§ WHAT IS NEEDED: Each line of the data that includes the string "your" is to be copied out.

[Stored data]
════════════════════

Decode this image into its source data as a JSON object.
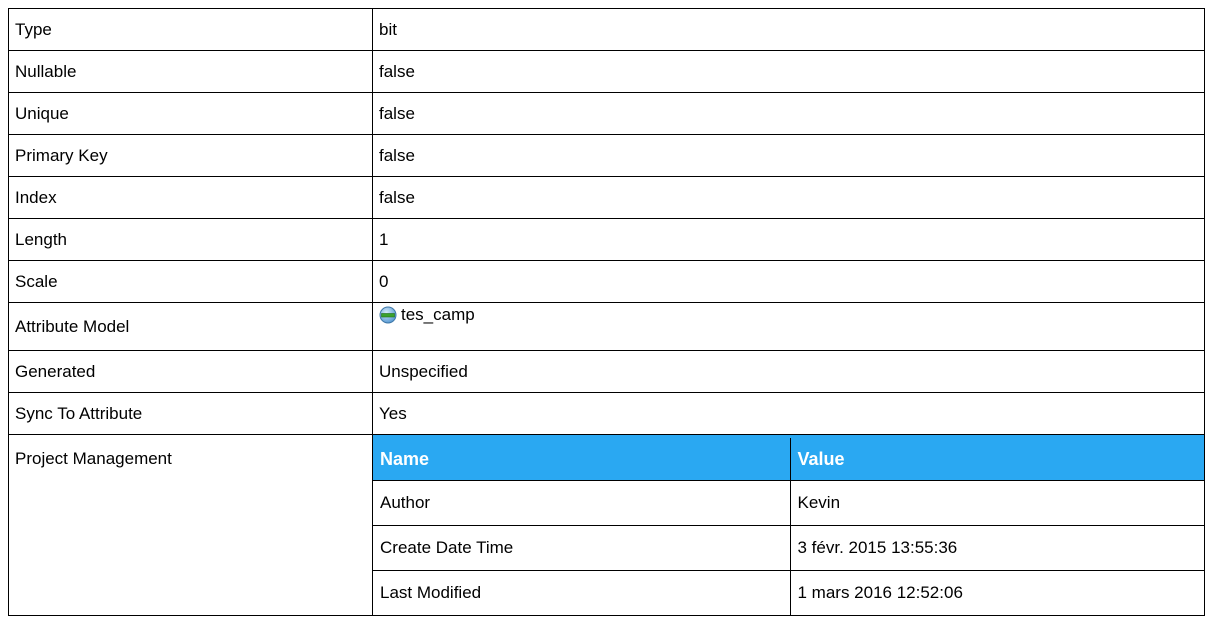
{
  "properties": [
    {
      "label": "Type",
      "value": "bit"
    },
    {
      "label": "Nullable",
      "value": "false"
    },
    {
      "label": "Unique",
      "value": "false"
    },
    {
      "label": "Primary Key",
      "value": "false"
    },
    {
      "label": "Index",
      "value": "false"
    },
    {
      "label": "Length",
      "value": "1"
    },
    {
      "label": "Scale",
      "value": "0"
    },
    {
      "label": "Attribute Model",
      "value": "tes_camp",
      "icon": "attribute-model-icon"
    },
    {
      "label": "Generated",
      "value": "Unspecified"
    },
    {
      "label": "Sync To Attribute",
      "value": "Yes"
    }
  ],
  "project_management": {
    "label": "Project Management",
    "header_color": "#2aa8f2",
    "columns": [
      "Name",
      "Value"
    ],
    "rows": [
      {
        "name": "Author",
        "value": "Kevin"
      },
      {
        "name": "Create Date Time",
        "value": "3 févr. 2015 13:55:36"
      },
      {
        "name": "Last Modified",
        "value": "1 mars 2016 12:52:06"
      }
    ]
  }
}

════════════════════

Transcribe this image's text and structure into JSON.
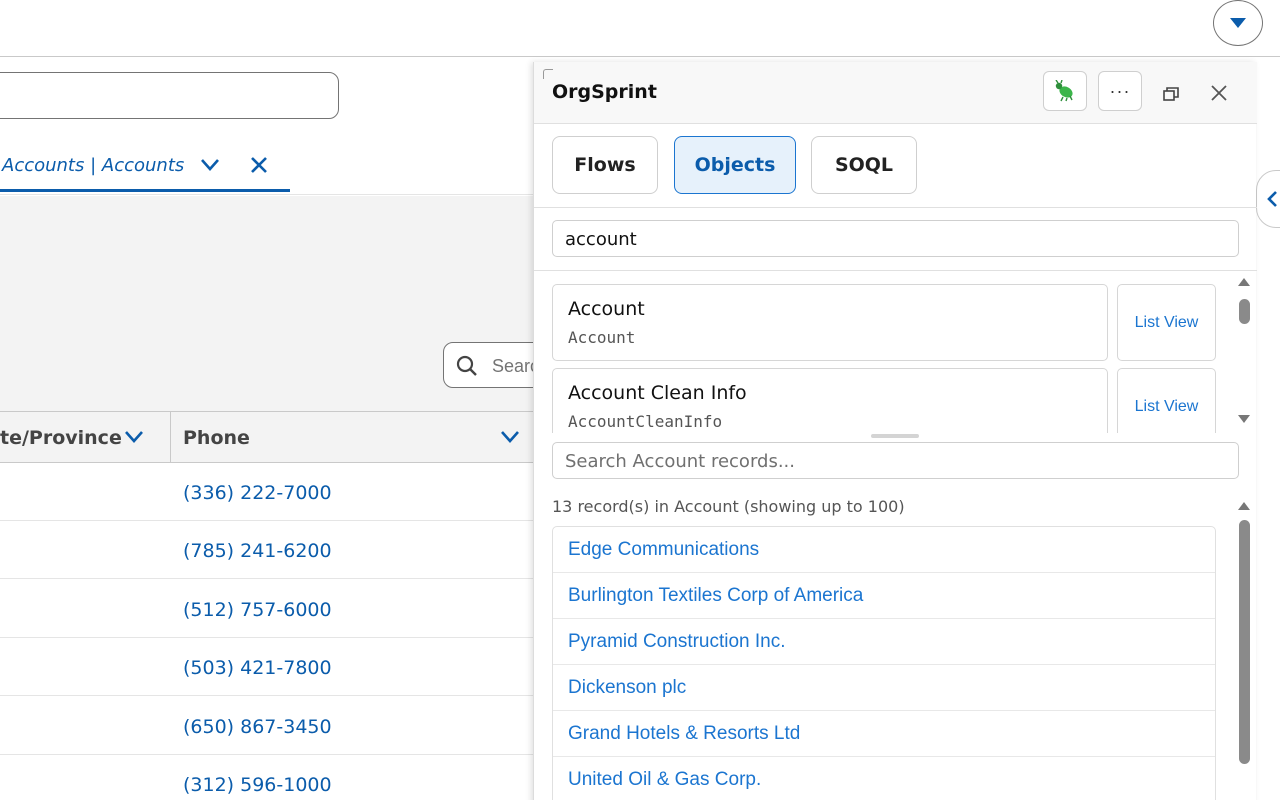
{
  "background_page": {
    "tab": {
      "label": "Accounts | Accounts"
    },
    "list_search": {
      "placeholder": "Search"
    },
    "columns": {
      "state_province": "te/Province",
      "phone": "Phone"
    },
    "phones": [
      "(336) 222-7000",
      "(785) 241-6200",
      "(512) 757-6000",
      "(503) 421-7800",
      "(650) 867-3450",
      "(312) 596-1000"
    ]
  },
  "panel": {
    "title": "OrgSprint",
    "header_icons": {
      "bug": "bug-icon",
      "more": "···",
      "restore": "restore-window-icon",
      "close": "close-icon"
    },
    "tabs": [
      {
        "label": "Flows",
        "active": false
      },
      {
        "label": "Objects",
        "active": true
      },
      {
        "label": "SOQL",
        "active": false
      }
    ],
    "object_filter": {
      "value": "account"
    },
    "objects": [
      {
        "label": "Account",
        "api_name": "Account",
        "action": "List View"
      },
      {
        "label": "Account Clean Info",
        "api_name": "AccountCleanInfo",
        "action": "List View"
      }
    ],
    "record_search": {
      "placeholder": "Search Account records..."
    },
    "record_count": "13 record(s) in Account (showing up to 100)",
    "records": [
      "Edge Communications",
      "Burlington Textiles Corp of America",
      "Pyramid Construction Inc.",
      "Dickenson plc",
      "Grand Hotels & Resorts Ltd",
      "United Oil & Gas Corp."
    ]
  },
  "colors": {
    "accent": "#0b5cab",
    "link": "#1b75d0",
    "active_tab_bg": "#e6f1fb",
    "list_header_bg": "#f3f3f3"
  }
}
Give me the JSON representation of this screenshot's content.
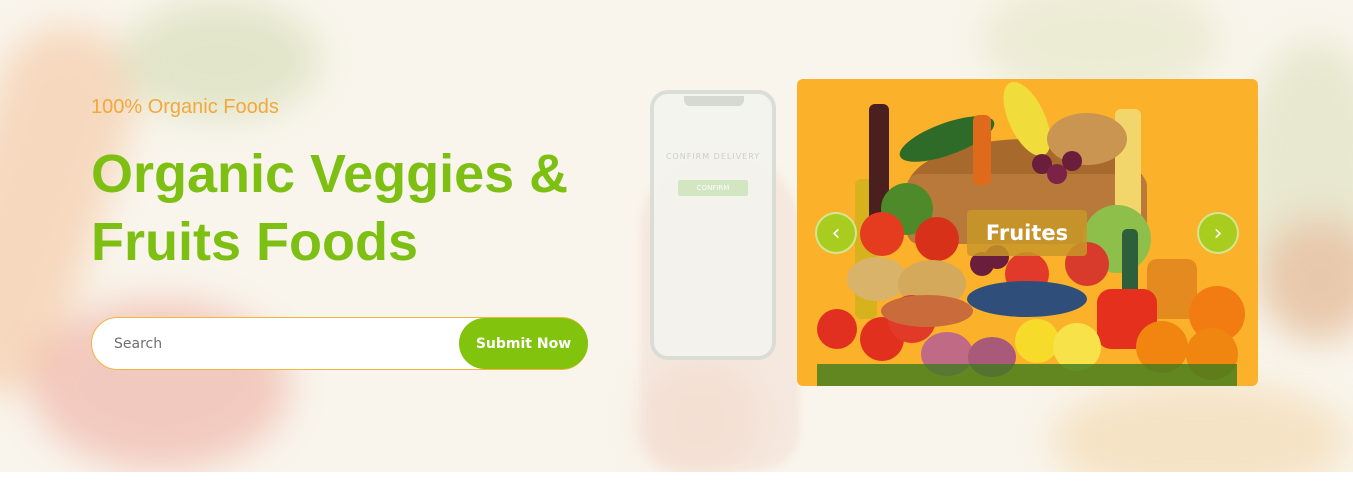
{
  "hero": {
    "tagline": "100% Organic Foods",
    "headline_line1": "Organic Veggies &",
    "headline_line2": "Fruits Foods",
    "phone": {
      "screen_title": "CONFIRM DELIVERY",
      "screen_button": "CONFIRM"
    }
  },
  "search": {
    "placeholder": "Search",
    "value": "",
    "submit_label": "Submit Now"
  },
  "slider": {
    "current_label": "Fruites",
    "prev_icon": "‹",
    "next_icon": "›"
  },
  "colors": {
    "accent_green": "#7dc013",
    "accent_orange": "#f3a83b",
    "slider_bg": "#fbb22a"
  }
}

════════════════════

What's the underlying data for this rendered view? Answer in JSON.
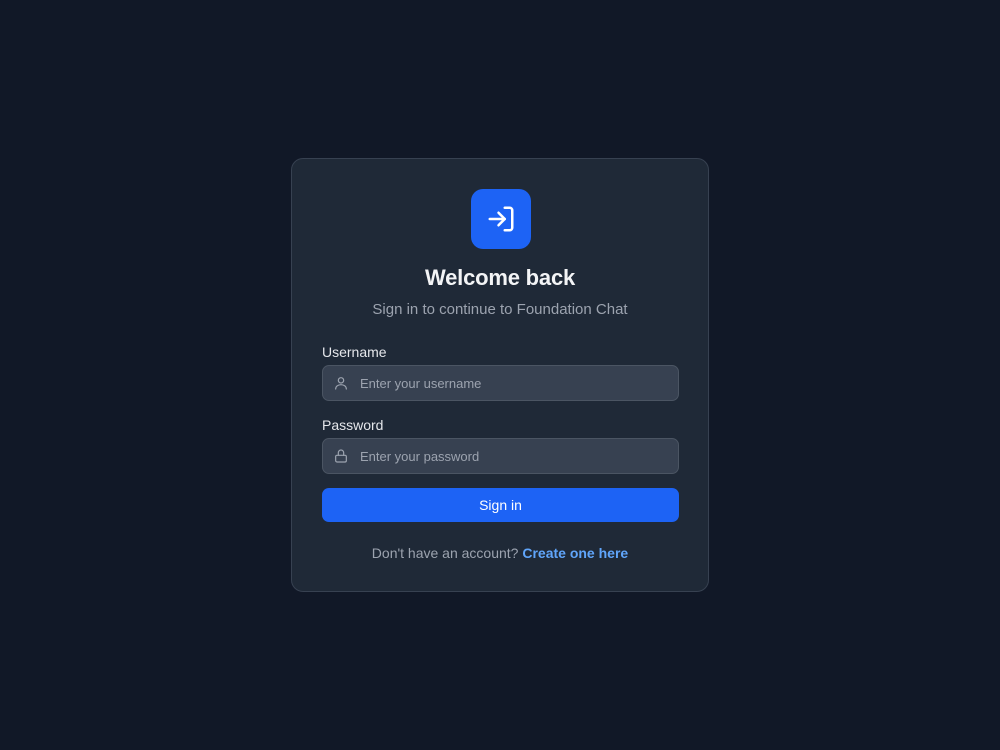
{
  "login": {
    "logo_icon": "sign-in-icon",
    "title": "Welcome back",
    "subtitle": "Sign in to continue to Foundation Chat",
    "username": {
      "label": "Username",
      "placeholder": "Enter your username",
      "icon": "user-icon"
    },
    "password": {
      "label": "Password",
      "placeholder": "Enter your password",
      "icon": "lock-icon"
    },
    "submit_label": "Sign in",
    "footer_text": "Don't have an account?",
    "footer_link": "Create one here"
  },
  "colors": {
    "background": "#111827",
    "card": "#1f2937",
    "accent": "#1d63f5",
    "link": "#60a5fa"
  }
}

════════════════════

§ TASK SOLUTION:
      "placeholder": "Enter your username",
      "placeholder": "Enter your password",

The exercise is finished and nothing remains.